■ Exercise task
Pull every line with the word "gusto" out of the entries below.

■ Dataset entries
###
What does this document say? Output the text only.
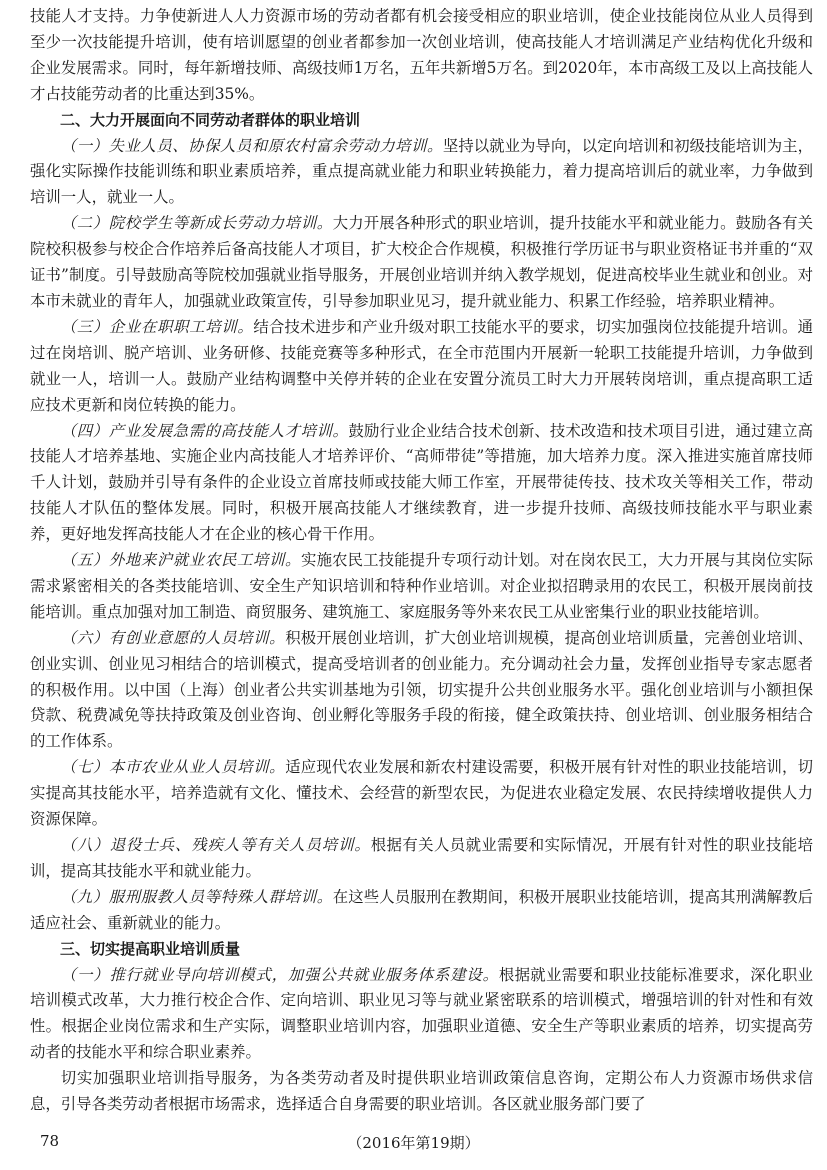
技能人才支持。力争使新进人人力资源市场的劳动者都有机会接受相应的职业培训，使企业技能岗位从业人员得到至少一次技能提升培训，使有培训愿望的创业者都参加一次创业培训，使高技能人才培训满足产业结构优化升级和企业发展需求。同时，每年新增技师、高级技师1万名，五年共新增5万名。到2020年，本市高级工及以上高技能人才占技能劳动者的比重达到35%。

二、大力开展面向不同劳动者群体的职业培训

（一）失业人员、协保人员和原农村富余劳动力培训。坚持以就业为导向，以定向培训和初级技能培训为主，强化实际操作技能训练和职业素质培养，重点提高就业能力和职业转换能力，着力提高培训后的就业率，力争做到培训一人，就业一人。

（二）院校学生等新成长劳动力培训。大力开展各种形式的职业培训，提升技能水平和就业能力。鼓励各有关院校积极参与校企合作培养后备高技能人才项目，扩大校企合作规模，积极推行学历证书与职业资格证书并重的“双证书”制度。引导鼓励高等院校加强就业指导服务，开展创业培训并纳入教学规划，促进高校毕业生就业和创业。对本市未就业的青年人，加强就业政策宣传，引导参加职业见习，提升就业能力、积累工作经验，培养职业精神。

（三）企业在职职工培训。结合技术进步和产业升级对职工技能水平的要求，切实加强岗位技能提升培训。通过在岗培训、脱产培训、业务研修、技能竞赛等多种形式，在全市范围内开展新一轮职工技能提升培训，力争做到就业一人，培训一人。鼓励产业结构调整中关停并转的企业在安置分流员工时大力开展转岗培训，重点提高职工适应技术更新和岗位转换的能力。

（四）产业发展急需的高技能人才培训。鼓励行业企业结合技术创新、技术改造和技术项目引进，通过建立高技能人才培养基地、实施企业内高技能人才培养评价、“高师带徒”等措施，加大培养力度。深入推进实施首席技师千人计划，鼓励并引导有条件的企业设立首席技师或技能大师工作室，开展带徒传技、技术攻关等相关工作，带动技能人才队伍的整体发展。同时，积极开展高技能人才继续教育，进一步提升技师、高级技师技能水平与职业素养，更好地发挥高技能人才在企业的核心骨干作用。

（五）外地来沪就业农民工培训。实施农民工技能提升专项行动计划。对在岗农民工，大力开展与其岗位实际需求紧密相关的各类技能培训、安全生产知识培训和特种作业培训。对企业拟招聘录用的农民工，积极开展岗前技能培训。重点加强对加工制造、商贸服务、建筑施工、家庭服务等外来农民工从业密集行业的职业技能培训。

（六）有创业意愿的人员培训。积极开展创业培训，扩大创业培训规模，提高创业培训质量，完善创业培训、创业实训、创业见习相结合的培训模式，提高受培训者的创业能力。充分调动社会力量，发挥创业指导专家志愿者的积极作用。以中国（上海）创业者公共实训基地为引领，切实提升公共创业服务水平。强化创业培训与小额担保贷款、税费减免等扶持政策及创业咨询、创业孵化等服务手段的衔接，健全政策扶持、创业培训、创业服务相结合的工作体系。

（七）本市农业从业人员培训。适应现代农业发展和新农村建设需要，积极开展有针对性的职业技能培训，切实提高其技能水平，培养造就有文化、懂技术、会经营的新型农民，为促进农业稳定发展、农民持续增收提供人力资源保障。

（八）退役士兵、残疾人等有关人员培训。根据有关人员就业需要和实际情况，开展有针对性的职业技能培训，提高其技能水平和就业能力。

（九）服刑服教人员等特殊人群培训。在这些人员服刑在教期间，积极开展职业技能培训，提高其刑满解教后适应社会、重新就业的能力。

三、切实提高职业培训质量

（一）推行就业导向培训模式，加强公共就业服务体系建设。根据就业需要和职业技能标准要求，深化职业培训模式改革，大力推行校企合作、定向培训、职业见习等与就业紧密联系的培训模式，增强培训的针对性和有效性。根据企业岗位需求和生产实际，调整职业培训内容，加强职业道德、安全生产等职业素质的培养，切实提高劳动者的技能水平和综合职业素养。

切实加强职业培训指导服务，为各类劳动者及时提供职业培训政策信息咨询，定期公布人力资源市场供求信息，引导各类劳动者根据市场需求，选择适合自身需要的职业培训。各区就业服务部门要了

78	（2016年第19期）
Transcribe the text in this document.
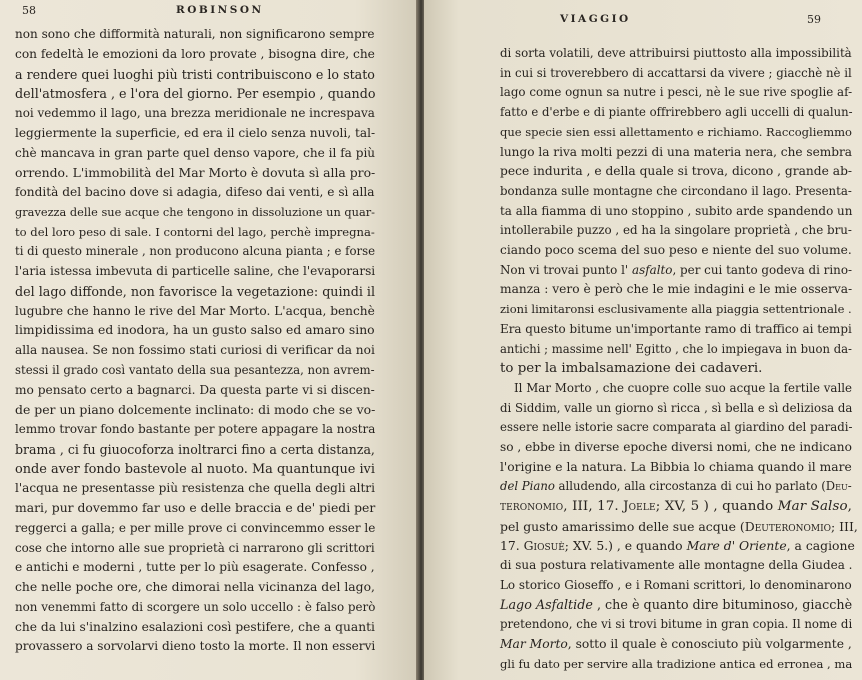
58	ROBINSON
non sono che difformità naturali, non significarono sempre
con fedeltà le emozioni da loro provate , bisogna dire, che
a rendere quei luoghi più tristi contribuiscono e lo stato
dell'atmosfera , e l'ora del giorno. Per esempio , quando
noi vedemmo il lago, una brezza meridionale ne increspava
leggiermente la superficie, ed era il cielo senza nuvoli, tal-
chè mancava in gran parte quel denso vapore, che il fa più
orrendo. L'immobilità del Mar Morto è dovuta sì alla pro-
fondità del bacino dove si adagia, difeso dai venti, e sì alla
gravezza delle sue acque che tengono in dissoluzione un quar-
to del loro peso di sale. I contorni del lago, perchè impregna-
ti di questo minerale , non producono alcuna pianta ; e forse
l'aria istessa imbevuta di particelle saline, che l'evaporarsi
del lago diffonde, non favorisce la vegetazione: quindi il
lugubre che hanno le rive del Mar Morto. L'acqua, benchè
limpidissima ed inodora, ha un gusto salso ed amaro sino
alla nausea. Se non fossimo stati curiosi di verificar da noi
stessi il grado così vantato della sua pesantezza, non avrem-
mo pensato certo a bagnarci. Da questa parte vi si discen-
de per un piano dolcemente inclinato: di modo che se vo-
lemmo trovar fondo bastante per potere appagare la nostra
brama , ci fu giuocoforza inoltrarci fino a certa distanza,
onde aver fondo bastevole al nuoto. Ma quantunque ivi
l'acqua ne presentasse più resistenza che quella degli altri
mari, pur dovemmo far uso e delle braccia e de' piedi per
reggerci a galla; e per mille prove ci convincemmo esser le
cose che intorno alle sue proprietà ci narrarono gli scrittori
e antichi e moderni , tutte per lo più esagerate. Confesso ,
che nelle poche ore, che dimorai nella vicinanza del lago,
non venemmi fatto di scorgere un solo uccello : è falso però
che da lui s'inalzino esalazioni così pestifere, che a quanti
provassero a sorvolarvi dieno tosto la morte. Il non esservi
VIAGGIO	59
di sorta volatili, deve attribuirsi piuttosto alla impossibilità
in cui si troverebbero di accattarsi da vivere ; giacchè nè il
lago come ognun sa nutre i pesci, nè le sue rive spoglie af-
fatto e d'erbe e di piante offrirebbero agli uccelli di qualun-
que specie sien essi allettamento e richiamo. Raccogliemmo
lungo la riva molti pezzi di una materia nera, che sembra
pece indurita , e della quale si trova, dicono , grande ab-
bondanza sulle montagne che circondano il lago. Presenta-
ta alla fiamma di uno stoppino , subito arde spandendo un
intollerabile puzzo , ed ha la singolare proprietà , che bru-
ciando poco scema del suo peso e niente del suo volume.
Non vi trovai punto l' asfalto, per cui tanto godeva di rino-
manza : vero è però che le mie indagini e le mie osserva-
zioni limitaronsi esclusivamente alla piaggia settentrionale .
Era questo bitume un'importante ramo di traffico ai tempi
antichi ; massime nell' Egitto , che lo impiegava in buon da-
to per la imbalsamazione dei cadaveri.
Il Mar Morto , che cuopre colle suo acque la fertile valle
di Siddim, valle un giorno sì ricca , sì bella e sì deliziosa da
essere nelle istorie sacre comparata al giardino del paradi-
so , ebbe in diverse epoche diversi nomi, che ne indicano
l'origine e la natura. La Bibbia lo chiama quando il mare
del Piano alludendo, alla circostanza di cui ho parlato (Deu-
teronomio, III, 17. Joele; XV, 5 ) , quando Mar Salso,
pel gusto amarissimo delle sue acque (Deuteronomio; III,
17. Giosuè; XV. 5.) , e quando Mare d' Oriente, a cagione
di sua postura relativamente alle montagne della Giudea .
Lo storico Gioseffo , e i Romani scrittori, lo denominarono
Lago Asfaltide , che è quanto dire bituminoso, giacchè
pretendono, che vi si trovi bitume in gran copia. Il nome di
Mar Morto, sotto il quale è conosciuto più volgarmente ,
gli fu dato per servire alla tradizione antica ed erronea , ma
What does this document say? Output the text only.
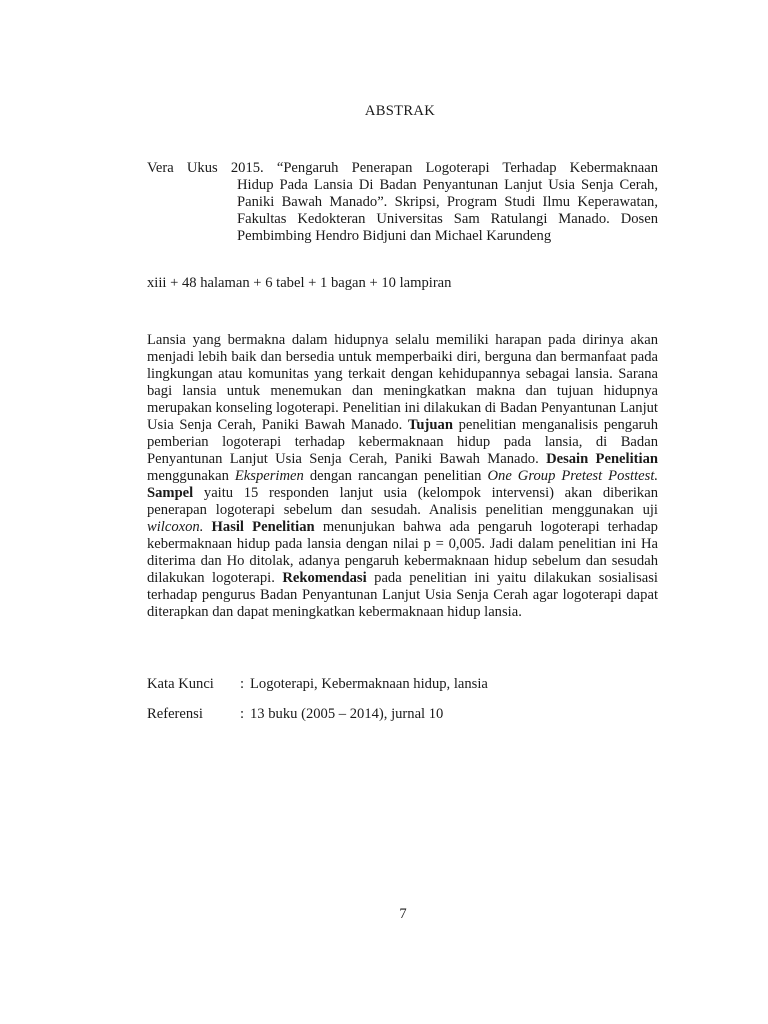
ABSTRAK
Vera Ukus 2015. “Pengaruh Penerapan Logoterapi Terhadap Kebermaknaan
Hidup Pada Lansia Di Badan Penyantunan Lanjut Usia Senja Cerah, Paniki Bawah Manado”. Skripsi, Program Studi Ilmu Keperawatan, Fakultas Kedokteran Universitas Sam Ratulangi Manado. Dosen Pembimbing Hendro Bidjuni dan Michael Karundeng
xiii + 48 halaman + 6 tabel + 1 bagan + 10 lampiran
Lansia yang bermakna dalam hidupnya selalu memiliki harapan pada dirinya akan menjadi lebih baik dan bersedia untuk memperbaiki diri, berguna dan bermanfaat pada lingkungan atau komunitas yang terkait dengan kehidupannya sebagai lansia. Sarana bagi lansia untuk menemukan dan meningkatkan makna dan tujuan hidupnya merupakan konseling logoterapi. Penelitian ini dilakukan di Badan Penyantunan Lanjut Usia Senja Cerah, Paniki Bawah Manado. Tujuan penelitian menganalisis pengaruh pemberian logoterapi terhadap kebermaknaan hidup pada lansia, di Badan Penyantunan Lanjut Usia Senja Cerah, Paniki Bawah Manado. Desain Penelitian menggunakan Eksperimen dengan rancangan penelitian One Group Pretest Posttest. Sampel yaitu 15 responden lanjut usia (kelompok intervensi) akan diberikan penerapan logoterapi sebelum dan sesudah. Analisis penelitian menggunakan uji wilcoxon. Hasil Penelitian menunjukan bahwa ada pengaruh logoterapi terhadap kebermaknaan hidup pada lansia dengan nilai p = 0,005. Jadi dalam penelitian ini Ha diterima dan Ho ditolak, adanya pengaruh kebermaknaan hidup sebelum dan sesudah dilakukan logoterapi. Rekomendasi pada penelitian ini yaitu dilakukan sosialisasi terhadap pengurus Badan Penyantunan Lanjut Usia Senja Cerah agar logoterapi dapat diterapkan dan dapat meningkatkan kebermaknaan hidup lansia.
Kata Kunci : Logoterapi, Kebermaknaan hidup, lansia
Referensi	: 13 buku (2005 – 2014), jurnal 10
7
###
■ Output of the task
limpidissima ed inodora, ha un gusto salso ed amaro sino
pel gusto amarissimo delle sue acque (Deuteronomio; III,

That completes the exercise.